**What is being asked:**
Give the number of lines in this listing that contain the word "ｺﾊﾞﾔｼ", and nothing else.

Collected data:
Begin
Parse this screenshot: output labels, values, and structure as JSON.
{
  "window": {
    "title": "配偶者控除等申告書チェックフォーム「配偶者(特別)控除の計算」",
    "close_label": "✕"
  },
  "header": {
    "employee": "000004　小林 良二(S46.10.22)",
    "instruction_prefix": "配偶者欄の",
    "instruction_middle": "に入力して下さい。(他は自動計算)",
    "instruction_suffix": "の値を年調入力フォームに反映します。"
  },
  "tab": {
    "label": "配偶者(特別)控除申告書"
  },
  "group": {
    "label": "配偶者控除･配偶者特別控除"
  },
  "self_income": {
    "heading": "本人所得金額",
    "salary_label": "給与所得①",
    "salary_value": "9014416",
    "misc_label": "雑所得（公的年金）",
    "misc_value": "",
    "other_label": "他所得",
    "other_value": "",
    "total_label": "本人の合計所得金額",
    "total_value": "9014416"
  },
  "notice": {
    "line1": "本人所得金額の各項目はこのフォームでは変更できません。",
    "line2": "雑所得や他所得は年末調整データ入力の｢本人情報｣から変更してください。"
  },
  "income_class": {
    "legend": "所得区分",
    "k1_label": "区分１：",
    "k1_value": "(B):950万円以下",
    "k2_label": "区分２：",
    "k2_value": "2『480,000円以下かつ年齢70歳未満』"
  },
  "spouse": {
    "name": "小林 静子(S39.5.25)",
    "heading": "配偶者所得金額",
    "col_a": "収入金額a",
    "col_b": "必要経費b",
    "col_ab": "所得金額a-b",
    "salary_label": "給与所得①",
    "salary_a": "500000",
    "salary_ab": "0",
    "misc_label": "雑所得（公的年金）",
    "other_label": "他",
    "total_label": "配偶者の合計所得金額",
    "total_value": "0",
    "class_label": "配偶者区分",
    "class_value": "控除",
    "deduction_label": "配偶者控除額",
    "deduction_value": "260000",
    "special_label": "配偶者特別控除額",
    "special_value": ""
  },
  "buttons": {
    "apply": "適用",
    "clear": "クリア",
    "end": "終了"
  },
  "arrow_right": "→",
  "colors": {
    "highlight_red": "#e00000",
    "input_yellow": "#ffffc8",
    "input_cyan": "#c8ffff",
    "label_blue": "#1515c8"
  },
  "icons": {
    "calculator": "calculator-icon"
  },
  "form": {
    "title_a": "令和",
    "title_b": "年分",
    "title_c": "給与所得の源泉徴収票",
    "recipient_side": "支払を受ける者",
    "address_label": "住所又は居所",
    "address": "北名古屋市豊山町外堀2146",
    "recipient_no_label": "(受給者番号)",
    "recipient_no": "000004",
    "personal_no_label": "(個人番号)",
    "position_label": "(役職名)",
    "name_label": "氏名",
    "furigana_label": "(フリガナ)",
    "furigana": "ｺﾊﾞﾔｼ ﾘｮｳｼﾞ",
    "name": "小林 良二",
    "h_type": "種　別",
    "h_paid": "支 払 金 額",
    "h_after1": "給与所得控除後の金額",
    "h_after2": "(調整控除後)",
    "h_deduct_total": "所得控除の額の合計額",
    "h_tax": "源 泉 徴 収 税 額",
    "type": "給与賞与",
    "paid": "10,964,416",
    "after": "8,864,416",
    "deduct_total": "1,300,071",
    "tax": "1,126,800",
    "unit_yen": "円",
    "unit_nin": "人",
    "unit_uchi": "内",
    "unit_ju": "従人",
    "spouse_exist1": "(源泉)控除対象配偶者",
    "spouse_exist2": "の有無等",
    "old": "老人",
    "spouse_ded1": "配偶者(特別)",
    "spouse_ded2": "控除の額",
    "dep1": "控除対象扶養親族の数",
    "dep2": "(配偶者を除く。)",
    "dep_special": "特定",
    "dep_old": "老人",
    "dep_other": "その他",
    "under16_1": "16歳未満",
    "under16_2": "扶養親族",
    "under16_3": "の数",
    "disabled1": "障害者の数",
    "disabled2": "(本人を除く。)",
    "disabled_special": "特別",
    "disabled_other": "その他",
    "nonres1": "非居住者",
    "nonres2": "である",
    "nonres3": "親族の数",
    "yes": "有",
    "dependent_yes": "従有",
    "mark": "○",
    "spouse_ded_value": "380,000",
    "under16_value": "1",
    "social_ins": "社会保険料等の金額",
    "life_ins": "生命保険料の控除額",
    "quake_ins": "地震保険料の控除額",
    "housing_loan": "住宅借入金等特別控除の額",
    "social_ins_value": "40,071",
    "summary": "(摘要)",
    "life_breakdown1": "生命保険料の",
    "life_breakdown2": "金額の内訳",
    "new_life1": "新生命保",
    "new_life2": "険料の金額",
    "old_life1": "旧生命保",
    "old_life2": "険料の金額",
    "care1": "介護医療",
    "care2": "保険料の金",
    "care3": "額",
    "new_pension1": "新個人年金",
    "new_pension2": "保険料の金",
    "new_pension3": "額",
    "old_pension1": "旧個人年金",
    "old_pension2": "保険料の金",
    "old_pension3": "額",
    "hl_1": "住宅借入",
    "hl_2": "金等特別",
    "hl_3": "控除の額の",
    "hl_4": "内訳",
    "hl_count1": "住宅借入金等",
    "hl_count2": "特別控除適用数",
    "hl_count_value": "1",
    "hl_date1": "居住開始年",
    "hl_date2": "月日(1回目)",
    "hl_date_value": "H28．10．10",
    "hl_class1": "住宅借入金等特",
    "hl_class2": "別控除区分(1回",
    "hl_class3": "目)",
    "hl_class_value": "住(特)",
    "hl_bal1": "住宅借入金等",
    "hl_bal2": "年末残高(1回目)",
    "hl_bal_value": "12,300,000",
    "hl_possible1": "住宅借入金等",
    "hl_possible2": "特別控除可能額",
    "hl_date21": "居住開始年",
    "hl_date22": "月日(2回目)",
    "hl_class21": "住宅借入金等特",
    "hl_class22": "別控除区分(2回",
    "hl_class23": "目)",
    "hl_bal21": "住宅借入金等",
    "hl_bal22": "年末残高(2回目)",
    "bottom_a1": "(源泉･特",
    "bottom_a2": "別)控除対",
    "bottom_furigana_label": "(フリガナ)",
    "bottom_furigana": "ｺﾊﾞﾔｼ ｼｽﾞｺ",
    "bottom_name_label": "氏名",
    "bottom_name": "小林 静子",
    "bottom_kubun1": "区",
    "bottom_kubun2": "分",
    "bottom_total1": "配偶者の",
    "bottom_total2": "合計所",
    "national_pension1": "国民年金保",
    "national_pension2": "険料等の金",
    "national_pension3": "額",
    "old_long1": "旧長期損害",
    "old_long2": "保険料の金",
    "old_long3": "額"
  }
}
End
**Solution:**
2